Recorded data
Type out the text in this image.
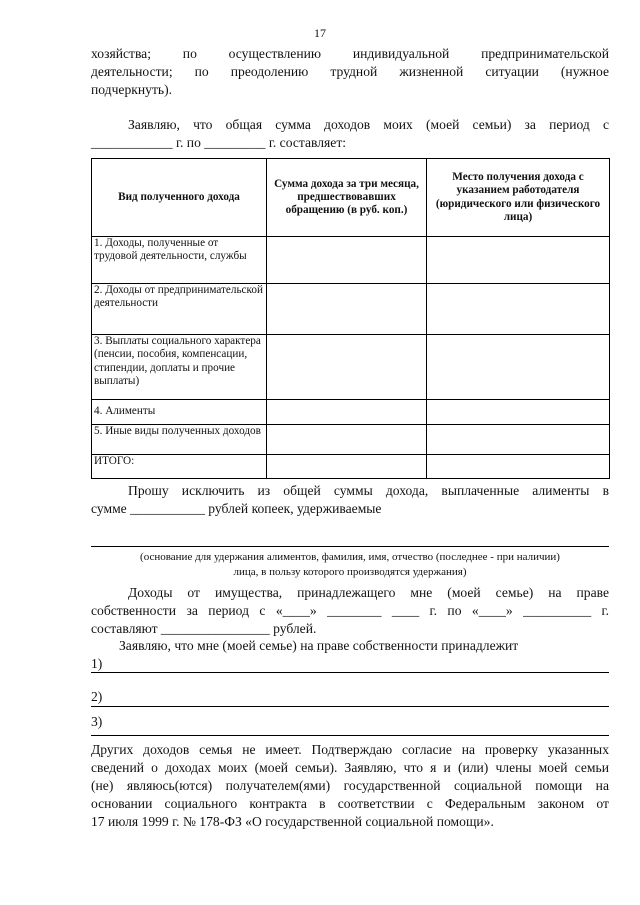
17
хозяйства; по осуществлению индивидуальной предпринимательской
деятельности; по преодолению трудной жизненной ситуации (нужное
подчеркнуть).
Заявляю, что общая сумма доходов моих (моей семьи) за период с
____________ г. по _________ г. составляет:
Вид полученного дохода	Сумма дохода за три месяца, предшествовавших обращению (в руб. коп.)	Место получения дохода с указанием работодателя (юридического или физического лица)
1. Доходы, полученные от трудовой деятельности, службы		
2. Доходы от предпринимательской деятельности		
3. Выплаты социального характера (пенсии, пособия, компенсации, стипендии, доплаты и прочие выплаты)		
4. Алименты		
5. Иные виды полученных доходов		
ИТОГО:		
Прошу исключить из общей суммы дохода, выплаченные алименты в
сумме ___________ рублей копеек, удерживаемые
(основание для удержания алиментов, фамилия, имя, отчество (последнее - при наличии)
лица, в пользу которого производятся удержания)
Доходы от имущества, принадлежащего мне (моей семье) на праве
собственности за период с «____» ________ ____ г. по «____» __________ г.
составляют ________________ рублей.
Заявляю, что мне (моей семье) на праве собственности принадлежит
1)
2)
3)
Других доходов семья не имеет. Подтверждаю согласие на проверку указанных
сведений о доходах моих (моей семьи). Заявляю, что я и (или) члены моей семьи
(не) являюсь(ются) получателем(ями) государственной социальной помощи на
основании социального контракта в соответствии с Федеральным законом от
17 июля 1999 г. № 178-ФЗ «О государственной социальной помощи».
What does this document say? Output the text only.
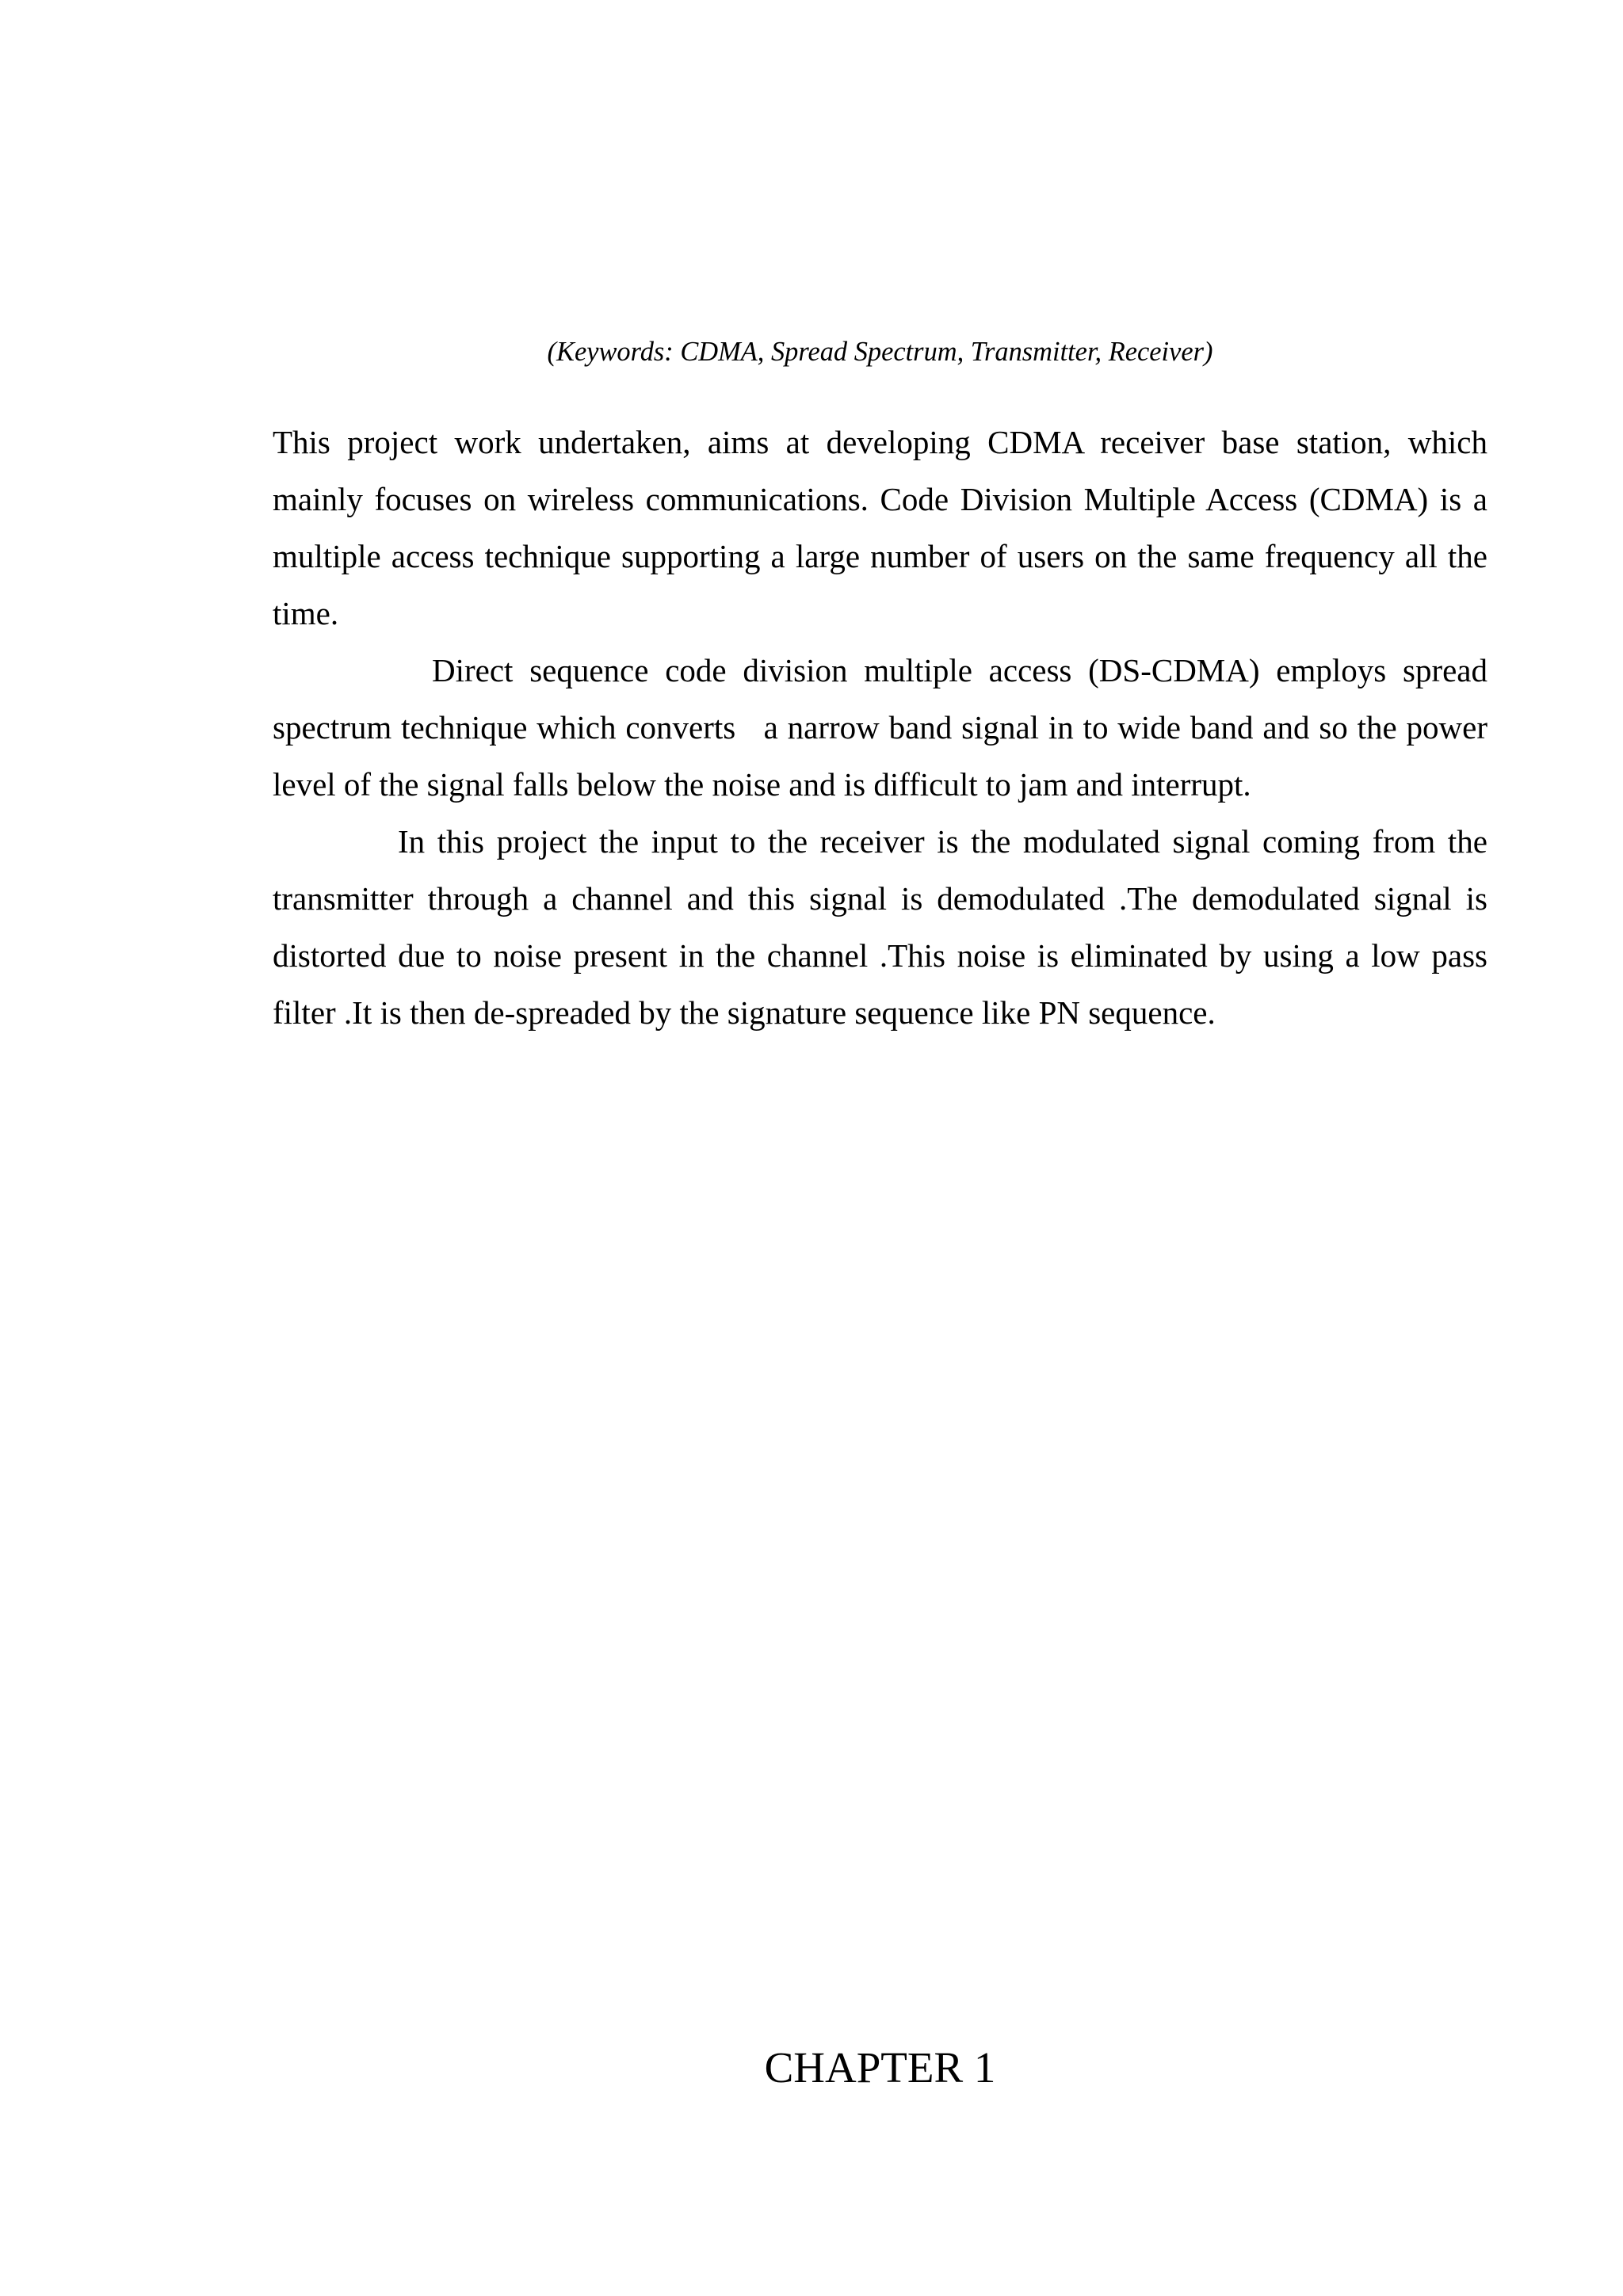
(Keywords: CDMA, Spread Spectrum, Transmitter, Receiver)
This project work undertaken, aims at developing CDMA receiver base station, which
mainly focuses on wireless communications. Code Division Multiple Access (CDMA) is a
multiple access technique supporting a large number of users on the same frequency all the
time.
Direct sequence code division multiple access (DS-CDMA) employs spread
spectrum technique which converts   a narrow band signal in to wide band and so the power
level of the signal falls below the noise and is difficult to jam and interrupt.
In this project the input to the receiver is the modulated signal coming from the
transmitter through a channel and this signal is demodulated .The demodulated signal is
distorted due to noise present in the channel .This noise is eliminated by using a low pass
filter .It is then de-spreaded by the signature sequence like PN sequence.
CHAPTER 1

Do this —
The required answer is a single number: the count of lines in the entries that hold the string "Доходы".

Exercise result —
3